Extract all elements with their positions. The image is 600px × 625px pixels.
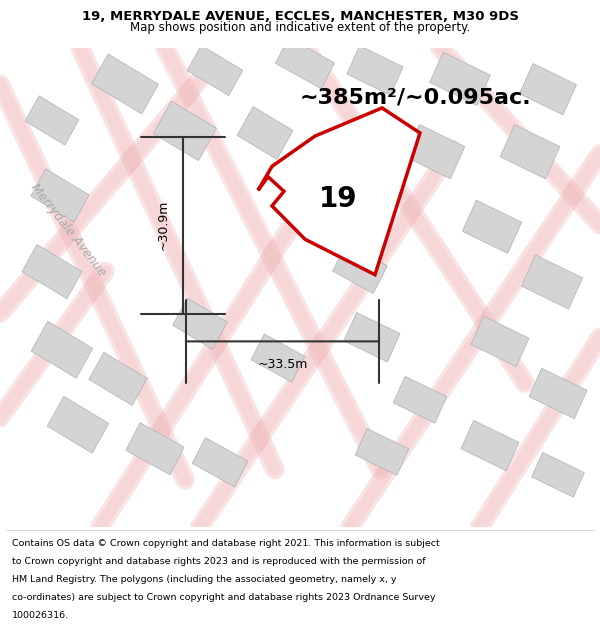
- Text: 19, MERRYDALE AVENUE, ECCLES, MANCHESTER, M30 9DS: 19, MERRYDALE AVENUE, ECCLES, MANCHESTER…: [82, 11, 518, 24]
- Bar: [461, 421, 519, 471]
- Text: co-ordinates) are subject to Crown copyright and database rights 2023 Ordnance S: co-ordinates) are subject to Crown copyr…: [12, 593, 436, 602]
- Bar: [92, 54, 158, 114]
- Bar: [430, 52, 490, 106]
- Bar: [393, 376, 447, 423]
- Bar: [173, 298, 227, 349]
- Bar: [192, 438, 248, 487]
- Bar: [532, 452, 584, 497]
- Bar: [529, 368, 587, 419]
- Bar: [471, 316, 529, 366]
- Text: 100026316.: 100026316.: [12, 611, 69, 620]
- Bar: [89, 352, 147, 406]
- Bar: [463, 200, 521, 253]
- Text: Map shows position and indicative extent of the property.: Map shows position and indicative extent…: [130, 21, 470, 34]
- Text: ~385m²/~0.095ac.: ~385m²/~0.095ac.: [300, 87, 532, 107]
- Bar: [347, 46, 403, 95]
- Bar: [47, 396, 109, 453]
- Text: to Crown copyright and database rights 2023 and is reproduced with the permissio: to Crown copyright and database rights 2…: [12, 557, 425, 566]
- Bar: [22, 244, 82, 299]
- Bar: [500, 124, 560, 179]
- Bar: [126, 422, 184, 475]
- Bar: [275, 38, 335, 89]
- Bar: [291, 192, 349, 247]
- Bar: [355, 429, 409, 475]
- Text: ~33.5m: ~33.5m: [257, 358, 308, 371]
- Bar: [154, 101, 217, 161]
- Bar: [31, 321, 93, 378]
- Bar: [521, 255, 583, 309]
- Text: Merrydale Avenue: Merrydale Avenue: [28, 181, 108, 279]
- Bar: [251, 334, 305, 382]
- Bar: [332, 243, 388, 294]
- Bar: [237, 106, 293, 159]
- Bar: [25, 96, 79, 145]
- Bar: [31, 169, 89, 222]
- Text: Contains OS data © Crown copyright and database right 2021. This information is : Contains OS data © Crown copyright and d…: [12, 539, 440, 548]
- Polygon shape: [258, 108, 420, 274]
- Text: HM Land Registry. The polygons (including the associated geometry, namely x, y: HM Land Registry. The polygons (includin…: [12, 575, 397, 584]
- Bar: [344, 312, 400, 362]
- Text: 19: 19: [319, 184, 357, 213]
- Text: ~30.9m: ~30.9m: [157, 200, 170, 251]
- Bar: [520, 64, 577, 115]
- Bar: [187, 45, 243, 96]
- Bar: [405, 124, 465, 179]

◆ **PROBLEM REQUIREMENTS**: Rewrite the items above with every "Bar" replaced by "Building" and nothing else altered. Leave the pictures out.

◆ **RESULT FOR THIS TASK**:
Extract all elements with their positions. The image is 600px × 625px pixels.
- Text: 19, MERRYDALE AVENUE, ECCLES, MANCHESTER, M30 9DS: 19, MERRYDALE AVENUE, ECCLES, MANCHESTER…: [82, 11, 518, 24]
- Building: [461, 421, 519, 471]
- Text: co-ordinates) are subject to Crown copyright and database rights 2023 Ordnance S: co-ordinates) are subject to Crown copyr…: [12, 593, 436, 602]
- Building: [92, 54, 158, 114]
- Building: [430, 52, 490, 106]
- Building: [393, 376, 447, 423]
- Building: [173, 298, 227, 349]
- Building: [192, 438, 248, 487]
- Building: [532, 452, 584, 497]
- Building: [529, 368, 587, 419]
- Building: [471, 316, 529, 366]
- Text: 100026316.: 100026316.: [12, 611, 69, 620]
- Building: [89, 352, 147, 406]
- Building: [463, 200, 521, 253]
- Text: Map shows position and indicative extent of the property.: Map shows position and indicative extent…: [130, 21, 470, 34]
- Text: ~385m²/~0.095ac.: ~385m²/~0.095ac.: [300, 87, 532, 107]
- Building: [347, 46, 403, 95]
- Building: [47, 396, 109, 453]
- Text: to Crown copyright and database rights 2023 and is reproduced with the permissio: to Crown copyright and database rights 2…: [12, 557, 425, 566]
- Building: [22, 244, 82, 299]
- Building: [500, 124, 560, 179]
- Building: [126, 422, 184, 475]
- Building: [275, 38, 335, 89]
- Building: [291, 192, 349, 247]
- Building: [355, 429, 409, 475]
- Text: ~33.5m: ~33.5m: [257, 358, 308, 371]
- Building: [154, 101, 217, 161]
- Building: [31, 321, 93, 378]
- Building: [521, 255, 583, 309]
- Text: Merrydale Avenue: Merrydale Avenue: [28, 181, 108, 279]
- Building: [251, 334, 305, 382]
- Building: [332, 243, 388, 294]
- Building: [237, 106, 293, 159]
- Building: [25, 96, 79, 145]
- Building: [31, 169, 89, 222]
- Text: Contains OS data © Crown copyright and database right 2021. This information is : Contains OS data © Crown copyright and d…: [12, 539, 440, 548]
- Polygon shape: [258, 108, 420, 274]
- Text: HM Land Registry. The polygons (including the associated geometry, namely x, y: HM Land Registry. The polygons (includin…: [12, 575, 397, 584]
- Building: [344, 312, 400, 362]
- Text: 19: 19: [319, 184, 357, 213]
- Text: ~30.9m: ~30.9m: [157, 200, 170, 251]
- Building: [520, 64, 577, 115]
- Building: [187, 45, 243, 96]
- Building: [405, 124, 465, 179]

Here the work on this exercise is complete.